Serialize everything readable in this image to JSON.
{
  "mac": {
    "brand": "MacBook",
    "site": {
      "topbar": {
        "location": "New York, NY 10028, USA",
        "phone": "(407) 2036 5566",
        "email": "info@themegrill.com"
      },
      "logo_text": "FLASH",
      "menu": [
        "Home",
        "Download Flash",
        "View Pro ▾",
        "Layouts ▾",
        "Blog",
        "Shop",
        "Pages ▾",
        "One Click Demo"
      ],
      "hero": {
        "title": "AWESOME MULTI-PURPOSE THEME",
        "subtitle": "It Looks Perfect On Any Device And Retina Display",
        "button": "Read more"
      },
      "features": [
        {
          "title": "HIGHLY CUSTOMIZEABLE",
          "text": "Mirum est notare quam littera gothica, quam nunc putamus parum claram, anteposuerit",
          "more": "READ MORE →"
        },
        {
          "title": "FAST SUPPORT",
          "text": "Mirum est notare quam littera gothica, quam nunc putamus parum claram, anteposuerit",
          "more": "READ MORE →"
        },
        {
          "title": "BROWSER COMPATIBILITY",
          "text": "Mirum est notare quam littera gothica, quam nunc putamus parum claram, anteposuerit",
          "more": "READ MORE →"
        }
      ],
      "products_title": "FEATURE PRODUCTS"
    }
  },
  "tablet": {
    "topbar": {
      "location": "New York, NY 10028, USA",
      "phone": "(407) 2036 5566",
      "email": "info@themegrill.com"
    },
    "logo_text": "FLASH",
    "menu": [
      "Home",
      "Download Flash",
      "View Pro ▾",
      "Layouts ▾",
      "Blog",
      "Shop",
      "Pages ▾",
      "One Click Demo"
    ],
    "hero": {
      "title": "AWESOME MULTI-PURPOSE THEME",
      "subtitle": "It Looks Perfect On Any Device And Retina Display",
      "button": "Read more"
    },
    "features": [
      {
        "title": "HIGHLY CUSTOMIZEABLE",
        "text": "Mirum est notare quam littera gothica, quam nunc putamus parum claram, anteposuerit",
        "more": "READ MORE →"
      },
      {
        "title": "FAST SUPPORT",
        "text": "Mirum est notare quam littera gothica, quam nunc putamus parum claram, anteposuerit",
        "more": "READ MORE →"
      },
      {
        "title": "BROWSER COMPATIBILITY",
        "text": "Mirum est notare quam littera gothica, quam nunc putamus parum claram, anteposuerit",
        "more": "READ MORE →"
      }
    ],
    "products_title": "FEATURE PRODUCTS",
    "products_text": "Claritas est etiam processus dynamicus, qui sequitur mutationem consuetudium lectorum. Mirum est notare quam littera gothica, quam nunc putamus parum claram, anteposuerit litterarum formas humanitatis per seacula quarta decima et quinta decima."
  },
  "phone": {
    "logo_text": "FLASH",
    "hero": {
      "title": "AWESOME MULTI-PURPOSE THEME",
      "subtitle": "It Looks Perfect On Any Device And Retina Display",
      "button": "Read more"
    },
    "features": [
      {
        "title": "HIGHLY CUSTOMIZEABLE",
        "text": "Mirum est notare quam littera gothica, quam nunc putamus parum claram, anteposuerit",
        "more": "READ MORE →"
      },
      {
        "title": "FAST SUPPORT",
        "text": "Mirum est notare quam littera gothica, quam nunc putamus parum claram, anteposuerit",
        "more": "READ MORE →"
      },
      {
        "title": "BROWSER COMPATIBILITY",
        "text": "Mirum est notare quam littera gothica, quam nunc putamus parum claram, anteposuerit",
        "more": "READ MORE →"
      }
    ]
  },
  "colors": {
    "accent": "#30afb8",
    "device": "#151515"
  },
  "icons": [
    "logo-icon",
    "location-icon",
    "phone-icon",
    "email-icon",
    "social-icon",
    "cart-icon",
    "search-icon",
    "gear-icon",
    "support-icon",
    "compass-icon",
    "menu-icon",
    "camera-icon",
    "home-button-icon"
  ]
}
# # #
**TASK INSTRUCTIONS:** Write out the full listing, keeping every line exactly as it is.

**RESPONSE TO THIS EXERCISE:**
Serialize everything readable in this image to JSON.
{
  "mac": {
    "brand": "MacBook",
    "site": {
      "topbar": {
        "location": "New York, NY 10028, USA",
        "phone": "(407) 2036 5566",
        "email": "info@themegrill.com"
      },
      "logo_text": "FLASH",
      "menu": [
        "Home",
        "Download Flash",
        "View Pro ▾",
        "Layouts ▾",
        "Blog",
        "Shop",
        "Pages ▾",
        "One Click Demo"
      ],
      "hero": {
        "title": "AWESOME MULTI-PURPOSE THEME",
        "subtitle": "It Looks Perfect On Any Device And Retina Display",
        "button": "Read more"
      },
      "features": [
        {
          "title": "HIGHLY CUSTOMIZEABLE",
          "text": "Mirum est notare quam littera gothica, quam nunc putamus parum claram, anteposuerit",
          "more": "READ MORE →"
        },
        {
          "title": "FAST SUPPORT",
          "text": "Mirum est notare quam littera gothica, quam nunc putamus parum claram, anteposuerit",
          "more": "READ MORE →"
        },
        {
          "title": "BROWSER COMPATIBILITY",
          "text": "Mirum est notare quam littera gothica, quam nunc putamus parum claram, anteposuerit",
          "more": "READ MORE →"
        }
      ],
      "products_title": "FEATURE PRODUCTS"
    }
  },
  "tablet": {
    "topbar": {
      "location": "New York, NY 10028, USA",
      "phone": "(407) 2036 5566",
      "email": "info@themegrill.com"
    },
    "logo_text": "FLASH",
    "menu": [
      "Home",
      "Download Flash",
      "View Pro ▾",
      "Layouts ▾",
      "Blog",
      "Shop",
      "Pages ▾",
      "One Click Demo"
    ],
    "hero": {
      "title": "AWESOME MULTI-PURPOSE THEME",
      "subtitle": "It Looks Perfect On Any Device And Retina Display",
      "button": "Read more"
    },
    "features": [
      {
        "title": "HIGHLY CUSTOMIZEABLE",
        "text": "Mirum est notare quam littera gothica, quam nunc putamus parum claram, anteposuerit",
        "more": "READ MORE →"
      },
      {
        "title": "FAST SUPPORT",
        "text": "Mirum est notare quam littera gothica, quam nunc putamus parum claram, anteposuerit",
        "more": "READ MORE →"
      },
      {
        "title": "BROWSER COMPATIBILITY",
        "text": "Mirum est notare quam littera gothica, quam nunc putamus parum claram, anteposuerit",
        "more": "READ MORE →"
      }
    ],
    "products_title": "FEATURE PRODUCTS",
    "products_text": "Claritas est etiam processus dynamicus, qui sequitur mutationem consuetudium lectorum. Mirum est notare quam littera gothica, quam nunc putamus parum claram, anteposuerit litterarum formas humanitatis per seacula quarta decima et quinta decima."
  },
  "phone": {
    "logo_text": "FLASH",
    "hero": {
      "title": "AWESOME MULTI-PURPOSE THEME",
      "subtitle": "It Looks Perfect On Any Device And Retina Display",
      "button": "Read more"
    },
    "features": [
      {
        "title": "HIGHLY CUSTOMIZEABLE",
        "text": "Mirum est notare quam littera gothica, quam nunc putamus parum claram, anteposuerit",
        "more": "READ MORE →"
      },
      {
        "title": "FAST SUPPORT",
        "text": "Mirum est notare quam littera gothica, quam nunc putamus parum claram, anteposuerit",
        "more": "READ MORE →"
      },
      {
        "title": "BROWSER COMPATIBILITY",
        "text": "Mirum est notare quam littera gothica, quam nunc putamus parum claram, anteposuerit",
        "more": "READ MORE →"
      }
    ]
  },
  "colors": {
    "accent": "#30afb8",
    "device": "#151515"
  },
  "icons": [
    "logo-icon",
    "location-icon",
    "phone-icon",
    "email-icon",
    "social-icon",
    "cart-icon",
    "search-icon",
    "gear-icon",
    "support-icon",
    "compass-icon",
    "menu-icon",
    "camera-icon",
    "home-button-icon"
  ]
}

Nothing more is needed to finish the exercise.